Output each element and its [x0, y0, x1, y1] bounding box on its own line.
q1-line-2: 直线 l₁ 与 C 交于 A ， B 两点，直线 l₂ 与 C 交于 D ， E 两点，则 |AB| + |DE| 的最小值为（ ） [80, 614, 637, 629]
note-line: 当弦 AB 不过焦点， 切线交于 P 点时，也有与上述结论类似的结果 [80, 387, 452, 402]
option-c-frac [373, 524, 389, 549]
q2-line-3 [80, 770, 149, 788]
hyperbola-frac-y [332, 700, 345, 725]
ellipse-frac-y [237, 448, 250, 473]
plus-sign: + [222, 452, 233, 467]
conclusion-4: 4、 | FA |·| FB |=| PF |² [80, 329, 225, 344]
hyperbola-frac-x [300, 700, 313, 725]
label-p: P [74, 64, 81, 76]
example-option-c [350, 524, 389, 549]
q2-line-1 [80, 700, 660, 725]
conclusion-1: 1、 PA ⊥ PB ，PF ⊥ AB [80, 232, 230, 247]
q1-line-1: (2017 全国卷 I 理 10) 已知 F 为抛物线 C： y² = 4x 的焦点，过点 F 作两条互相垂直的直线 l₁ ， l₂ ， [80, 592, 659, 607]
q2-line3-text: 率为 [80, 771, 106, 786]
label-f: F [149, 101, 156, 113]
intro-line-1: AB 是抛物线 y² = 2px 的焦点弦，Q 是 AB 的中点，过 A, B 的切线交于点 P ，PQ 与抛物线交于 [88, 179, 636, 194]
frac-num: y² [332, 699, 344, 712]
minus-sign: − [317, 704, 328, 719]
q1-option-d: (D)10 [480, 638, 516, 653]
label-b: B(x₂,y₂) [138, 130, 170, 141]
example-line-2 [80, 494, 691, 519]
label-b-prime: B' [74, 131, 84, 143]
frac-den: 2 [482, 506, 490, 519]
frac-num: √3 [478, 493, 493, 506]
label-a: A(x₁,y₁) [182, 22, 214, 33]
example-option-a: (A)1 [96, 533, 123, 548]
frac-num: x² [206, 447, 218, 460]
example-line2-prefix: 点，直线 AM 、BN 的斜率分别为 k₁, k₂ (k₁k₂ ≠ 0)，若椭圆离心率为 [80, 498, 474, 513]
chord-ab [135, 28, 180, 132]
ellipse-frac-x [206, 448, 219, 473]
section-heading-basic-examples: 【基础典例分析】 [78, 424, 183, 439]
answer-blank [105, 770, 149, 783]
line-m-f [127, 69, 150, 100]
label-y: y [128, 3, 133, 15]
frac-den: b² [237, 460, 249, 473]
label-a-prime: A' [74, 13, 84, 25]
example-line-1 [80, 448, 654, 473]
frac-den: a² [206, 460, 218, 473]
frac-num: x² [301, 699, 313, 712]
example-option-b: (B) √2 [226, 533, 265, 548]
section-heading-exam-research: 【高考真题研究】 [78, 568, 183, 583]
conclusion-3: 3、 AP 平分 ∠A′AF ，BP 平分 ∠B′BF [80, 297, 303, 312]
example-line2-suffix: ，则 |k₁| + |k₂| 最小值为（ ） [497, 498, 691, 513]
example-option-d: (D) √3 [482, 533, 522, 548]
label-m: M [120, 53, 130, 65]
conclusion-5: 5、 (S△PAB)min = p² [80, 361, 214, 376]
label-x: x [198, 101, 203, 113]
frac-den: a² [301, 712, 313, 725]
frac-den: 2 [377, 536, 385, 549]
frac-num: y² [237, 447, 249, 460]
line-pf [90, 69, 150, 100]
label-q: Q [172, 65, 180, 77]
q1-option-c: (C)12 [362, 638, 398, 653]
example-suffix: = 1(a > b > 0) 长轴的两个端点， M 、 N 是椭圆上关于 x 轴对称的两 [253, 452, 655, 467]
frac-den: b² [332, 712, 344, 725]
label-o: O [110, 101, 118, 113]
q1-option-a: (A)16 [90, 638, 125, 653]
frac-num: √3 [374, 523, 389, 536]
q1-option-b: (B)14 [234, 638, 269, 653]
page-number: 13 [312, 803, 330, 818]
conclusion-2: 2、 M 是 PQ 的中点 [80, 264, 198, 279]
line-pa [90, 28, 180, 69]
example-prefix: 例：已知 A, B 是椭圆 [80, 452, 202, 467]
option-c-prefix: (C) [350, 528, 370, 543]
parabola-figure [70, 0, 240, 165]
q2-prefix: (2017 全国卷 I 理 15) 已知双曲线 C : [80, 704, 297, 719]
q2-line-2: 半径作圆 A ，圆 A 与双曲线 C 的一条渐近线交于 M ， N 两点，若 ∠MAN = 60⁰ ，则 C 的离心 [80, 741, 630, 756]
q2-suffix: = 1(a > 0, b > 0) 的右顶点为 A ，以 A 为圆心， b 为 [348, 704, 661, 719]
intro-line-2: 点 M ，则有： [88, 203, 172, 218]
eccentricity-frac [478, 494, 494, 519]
----
Reproduce every line of the records above without changing a single character.

Output each element and its [x0, y0, x1, y1] bounding box on its own line.
q1-line-2: 直线 l₁ 与 C 交于 A ， B 两点，直线 l₂ 与 C 交于 D ， E 两点，则 |AB| + |DE| 的最小值为（ ） [80, 614, 637, 629]
note-line: 当弦 AB 不过焦点， 切线交于 P 点时，也有与上述结论类似的结果 [80, 387, 452, 402]
option-c-frac [373, 524, 389, 549]
q2-line-3 [80, 770, 149, 788]
hyperbola-frac-y [332, 700, 345, 725]
ellipse-frac-y [237, 448, 250, 473]
plus-sign: + [222, 452, 233, 467]
conclusion-4: 4、 | FA |·| FB |=| PF |² [80, 329, 225, 344]
hyperbola-frac-x [300, 700, 313, 725]
label-p: P [74, 64, 81, 76]
example-option-c [350, 524, 389, 549]
q2-line-1 [80, 700, 660, 725]
conclusion-1: 1、 PA ⊥ PB ，PF ⊥ AB [80, 232, 230, 247]
q1-line-1: (2017 全国卷 I 理 10) 已知 F 为抛物线 C： y² = 4x 的焦点，过点 F 作两条互相垂直的直线 l₁ ， l₂ ， [80, 592, 659, 607]
q2-line3-text: 率为 [80, 771, 106, 786]
label-f: F [149, 101, 156, 113]
intro-line-1: AB 是抛物线 y² = 2px 的焦点弦，Q 是 AB 的中点，过 A, B 的切线交于点 P ，PQ 与抛物线交于 [88, 179, 636, 194]
frac-num: y² [332, 699, 344, 712]
minus-sign: − [317, 704, 328, 719]
q1-option-d: (D)10 [480, 638, 516, 653]
label-b: B(x₂,y₂) [138, 130, 170, 141]
example-line-2 [80, 494, 691, 519]
label-b-prime: B' [74, 131, 84, 143]
frac-den: 2 [482, 506, 490, 519]
frac-num: √3 [478, 493, 493, 506]
label-a: A(x₁,y₁) [182, 22, 214, 33]
example-option-a: (A)1 [96, 533, 123, 548]
frac-num: x² [206, 447, 218, 460]
example-line2-prefix: 点，直线 AM 、BN 的斜率分别为 k₁, k₂ (k₁k₂ ≠ 0)，若椭圆离心率为 [80, 498, 474, 513]
chord-ab [135, 28, 180, 132]
ellipse-frac-x [206, 448, 219, 473]
section-heading-basic-examples: 【基础典例分析】 [78, 424, 183, 439]
answer-blank [105, 770, 149, 783]
line-m-f [127, 69, 150, 100]
label-y: y [128, 3, 133, 15]
frac-den: b² [237, 460, 249, 473]
label-a-prime: A' [74, 13, 84, 25]
example-line-1 [80, 448, 654, 473]
frac-den: a² [206, 460, 218, 473]
frac-num: x² [301, 699, 313, 712]
example-option-b: (B) √2 [226, 533, 265, 548]
section-heading-exam-research: 【高考真题研究】 [78, 568, 183, 583]
conclusion-3: 3、 AP 平分 ∠A′AF ，BP 平分 ∠B′BF [80, 297, 303, 312]
example-line2-suffix: ，则 |k₁| + |k₂| 最小值为（ ） [497, 498, 691, 513]
example-option-d: (D) √3 [482, 533, 522, 548]
label-m: M [120, 53, 130, 65]
conclusion-5: 5、 (S△PAB)min = p² [80, 361, 214, 376]
label-x: x [198, 101, 203, 113]
frac-den: a² [301, 712, 313, 725]
frac-den: 2 [377, 536, 385, 549]
frac-num: y² [237, 447, 249, 460]
line-pf [90, 69, 150, 100]
label-q: Q [172, 65, 180, 77]
q1-option-c: (C)12 [362, 638, 398, 653]
example-suffix: = 1(a > b > 0) 长轴的两个端点， M 、 N 是椭圆上关于 x 轴对称的两 [253, 452, 655, 467]
frac-den: b² [332, 712, 344, 725]
label-o: O [110, 101, 118, 113]
q1-option-a: (A)16 [90, 638, 125, 653]
frac-num: √3 [374, 523, 389, 536]
q1-option-b: (B)14 [234, 638, 269, 653]
page-number: 13 [312, 803, 330, 818]
conclusion-2: 2、 M 是 PQ 的中点 [80, 264, 198, 279]
line-pa [90, 28, 180, 69]
example-prefix: 例：已知 A, B 是椭圆 [80, 452, 202, 467]
option-c-prefix: (C) [350, 528, 370, 543]
parabola-figure [70, 0, 240, 165]
q2-prefix: (2017 全国卷 I 理 15) 已知双曲线 C : [80, 704, 297, 719]
q2-line-2: 半径作圆 A ，圆 A 与双曲线 C 的一条渐近线交于 M ， N 两点，若 ∠MAN = 60⁰ ，则 C 的离心 [80, 741, 630, 756]
q2-suffix: = 1(a > 0, b > 0) 的右顶点为 A ，以 A 为圆心， b 为 [348, 704, 661, 719]
intro-line-2: 点 M ，则有： [88, 203, 172, 218]
eccentricity-frac [478, 494, 494, 519]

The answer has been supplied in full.